- [Task] Search the material below for the word "Bureau". Copy every line that has it.

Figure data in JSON
--- --- ---

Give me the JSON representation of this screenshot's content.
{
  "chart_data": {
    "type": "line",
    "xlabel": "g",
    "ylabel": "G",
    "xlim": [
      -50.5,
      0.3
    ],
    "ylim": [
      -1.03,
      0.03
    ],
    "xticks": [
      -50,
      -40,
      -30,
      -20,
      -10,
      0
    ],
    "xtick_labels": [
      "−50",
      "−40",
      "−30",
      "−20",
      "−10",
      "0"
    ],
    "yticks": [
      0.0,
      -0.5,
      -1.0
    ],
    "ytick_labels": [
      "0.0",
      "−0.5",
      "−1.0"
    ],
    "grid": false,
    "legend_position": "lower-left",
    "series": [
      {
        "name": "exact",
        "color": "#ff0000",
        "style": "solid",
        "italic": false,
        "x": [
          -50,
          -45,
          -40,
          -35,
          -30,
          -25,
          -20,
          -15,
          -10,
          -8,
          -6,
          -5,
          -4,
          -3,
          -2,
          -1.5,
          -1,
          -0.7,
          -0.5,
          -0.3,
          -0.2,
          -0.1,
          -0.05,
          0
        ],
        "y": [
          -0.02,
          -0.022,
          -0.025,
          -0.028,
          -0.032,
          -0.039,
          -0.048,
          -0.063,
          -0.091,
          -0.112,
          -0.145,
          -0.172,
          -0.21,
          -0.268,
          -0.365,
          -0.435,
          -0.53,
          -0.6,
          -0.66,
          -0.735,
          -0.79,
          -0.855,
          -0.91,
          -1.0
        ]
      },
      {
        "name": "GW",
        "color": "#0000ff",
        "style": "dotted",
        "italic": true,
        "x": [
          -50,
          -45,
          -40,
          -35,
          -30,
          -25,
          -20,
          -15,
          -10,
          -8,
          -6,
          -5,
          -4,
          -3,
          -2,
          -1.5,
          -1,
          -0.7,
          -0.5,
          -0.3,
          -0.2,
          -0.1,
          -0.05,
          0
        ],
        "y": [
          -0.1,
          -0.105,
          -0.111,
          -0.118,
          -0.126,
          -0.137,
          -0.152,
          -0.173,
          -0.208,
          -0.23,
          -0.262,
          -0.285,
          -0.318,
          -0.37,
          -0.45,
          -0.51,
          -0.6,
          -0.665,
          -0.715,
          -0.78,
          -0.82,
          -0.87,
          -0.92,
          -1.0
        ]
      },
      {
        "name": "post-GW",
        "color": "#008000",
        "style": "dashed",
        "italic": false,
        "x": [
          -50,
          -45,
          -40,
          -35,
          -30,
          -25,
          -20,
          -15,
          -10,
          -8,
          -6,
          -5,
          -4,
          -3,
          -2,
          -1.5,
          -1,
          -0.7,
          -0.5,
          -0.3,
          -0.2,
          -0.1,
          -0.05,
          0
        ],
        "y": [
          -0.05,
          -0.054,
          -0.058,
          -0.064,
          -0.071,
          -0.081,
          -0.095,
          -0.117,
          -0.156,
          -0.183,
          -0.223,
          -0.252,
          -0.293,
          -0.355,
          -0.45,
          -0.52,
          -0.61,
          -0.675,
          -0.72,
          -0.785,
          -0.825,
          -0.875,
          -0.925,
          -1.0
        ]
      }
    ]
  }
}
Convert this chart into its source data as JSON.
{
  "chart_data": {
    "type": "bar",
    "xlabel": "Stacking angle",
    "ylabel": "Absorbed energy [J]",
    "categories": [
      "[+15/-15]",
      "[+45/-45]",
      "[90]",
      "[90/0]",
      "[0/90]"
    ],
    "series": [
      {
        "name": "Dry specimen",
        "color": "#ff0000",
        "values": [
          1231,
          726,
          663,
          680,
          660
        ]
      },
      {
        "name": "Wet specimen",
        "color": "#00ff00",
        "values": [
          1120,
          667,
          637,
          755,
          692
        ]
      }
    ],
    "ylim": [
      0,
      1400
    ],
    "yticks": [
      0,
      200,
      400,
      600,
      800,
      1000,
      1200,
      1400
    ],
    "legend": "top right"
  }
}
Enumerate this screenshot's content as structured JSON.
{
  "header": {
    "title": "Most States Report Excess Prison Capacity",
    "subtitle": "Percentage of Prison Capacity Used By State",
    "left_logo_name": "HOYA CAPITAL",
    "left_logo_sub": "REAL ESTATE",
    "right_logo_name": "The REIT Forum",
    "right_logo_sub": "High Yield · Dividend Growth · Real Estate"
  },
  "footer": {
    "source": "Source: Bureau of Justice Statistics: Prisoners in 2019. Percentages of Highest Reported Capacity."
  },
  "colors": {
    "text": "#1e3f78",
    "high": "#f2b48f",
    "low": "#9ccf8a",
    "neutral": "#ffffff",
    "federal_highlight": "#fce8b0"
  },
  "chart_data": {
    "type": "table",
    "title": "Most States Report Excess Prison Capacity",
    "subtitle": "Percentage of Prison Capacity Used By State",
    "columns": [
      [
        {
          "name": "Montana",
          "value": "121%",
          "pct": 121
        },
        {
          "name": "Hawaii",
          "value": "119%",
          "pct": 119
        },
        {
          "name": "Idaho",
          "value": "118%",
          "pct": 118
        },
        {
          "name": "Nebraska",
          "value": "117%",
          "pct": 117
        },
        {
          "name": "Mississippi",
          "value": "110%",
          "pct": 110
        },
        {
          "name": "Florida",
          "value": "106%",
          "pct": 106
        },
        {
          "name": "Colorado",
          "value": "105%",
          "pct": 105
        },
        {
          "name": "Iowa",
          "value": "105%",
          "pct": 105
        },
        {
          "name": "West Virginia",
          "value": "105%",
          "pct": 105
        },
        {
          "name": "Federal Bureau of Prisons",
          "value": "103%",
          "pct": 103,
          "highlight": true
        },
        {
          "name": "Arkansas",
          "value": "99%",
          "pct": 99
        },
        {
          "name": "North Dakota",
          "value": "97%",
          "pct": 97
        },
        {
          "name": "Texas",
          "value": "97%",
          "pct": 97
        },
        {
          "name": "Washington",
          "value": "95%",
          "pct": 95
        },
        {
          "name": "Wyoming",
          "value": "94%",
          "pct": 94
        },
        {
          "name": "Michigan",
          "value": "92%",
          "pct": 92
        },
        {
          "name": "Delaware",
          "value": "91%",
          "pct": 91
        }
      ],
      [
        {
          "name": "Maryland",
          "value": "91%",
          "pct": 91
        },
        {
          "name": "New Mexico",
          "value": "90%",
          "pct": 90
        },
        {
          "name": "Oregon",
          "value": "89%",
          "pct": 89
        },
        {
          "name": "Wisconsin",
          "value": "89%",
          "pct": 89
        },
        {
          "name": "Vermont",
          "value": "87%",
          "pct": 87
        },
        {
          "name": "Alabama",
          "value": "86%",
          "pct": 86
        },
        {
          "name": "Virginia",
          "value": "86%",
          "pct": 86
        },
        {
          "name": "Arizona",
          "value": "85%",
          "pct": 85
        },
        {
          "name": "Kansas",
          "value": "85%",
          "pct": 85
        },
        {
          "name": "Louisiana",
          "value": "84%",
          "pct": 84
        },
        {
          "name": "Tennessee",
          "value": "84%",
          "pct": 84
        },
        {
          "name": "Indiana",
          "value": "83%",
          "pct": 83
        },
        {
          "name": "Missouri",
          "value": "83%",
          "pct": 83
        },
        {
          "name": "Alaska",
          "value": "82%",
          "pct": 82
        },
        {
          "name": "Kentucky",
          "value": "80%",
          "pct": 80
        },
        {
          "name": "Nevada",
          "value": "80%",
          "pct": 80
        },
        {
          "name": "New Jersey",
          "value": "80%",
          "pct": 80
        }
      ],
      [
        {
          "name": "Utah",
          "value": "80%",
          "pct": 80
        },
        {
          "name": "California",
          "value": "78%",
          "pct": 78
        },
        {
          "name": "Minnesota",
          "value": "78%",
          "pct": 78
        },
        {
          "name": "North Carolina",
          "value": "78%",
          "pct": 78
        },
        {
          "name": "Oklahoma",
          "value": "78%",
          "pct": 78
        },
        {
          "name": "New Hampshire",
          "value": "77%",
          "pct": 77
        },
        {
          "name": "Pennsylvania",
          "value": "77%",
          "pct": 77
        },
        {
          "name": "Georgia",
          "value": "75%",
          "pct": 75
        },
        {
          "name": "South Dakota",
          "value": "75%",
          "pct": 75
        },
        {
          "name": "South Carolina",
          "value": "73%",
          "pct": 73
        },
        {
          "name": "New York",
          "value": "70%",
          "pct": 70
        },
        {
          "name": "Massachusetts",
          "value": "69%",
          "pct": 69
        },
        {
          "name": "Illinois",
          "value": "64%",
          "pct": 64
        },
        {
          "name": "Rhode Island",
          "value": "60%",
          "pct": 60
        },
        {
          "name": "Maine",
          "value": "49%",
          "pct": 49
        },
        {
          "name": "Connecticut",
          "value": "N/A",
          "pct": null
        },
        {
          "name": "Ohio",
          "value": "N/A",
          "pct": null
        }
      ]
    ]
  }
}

--- --- ---

- [Output of the exercise]
    "source": "Source: Bureau of Justice Statistics: Prisoners in 2019. Percentages of Highest Reported Capacity."
          "name": "Federal Bureau of Prisons",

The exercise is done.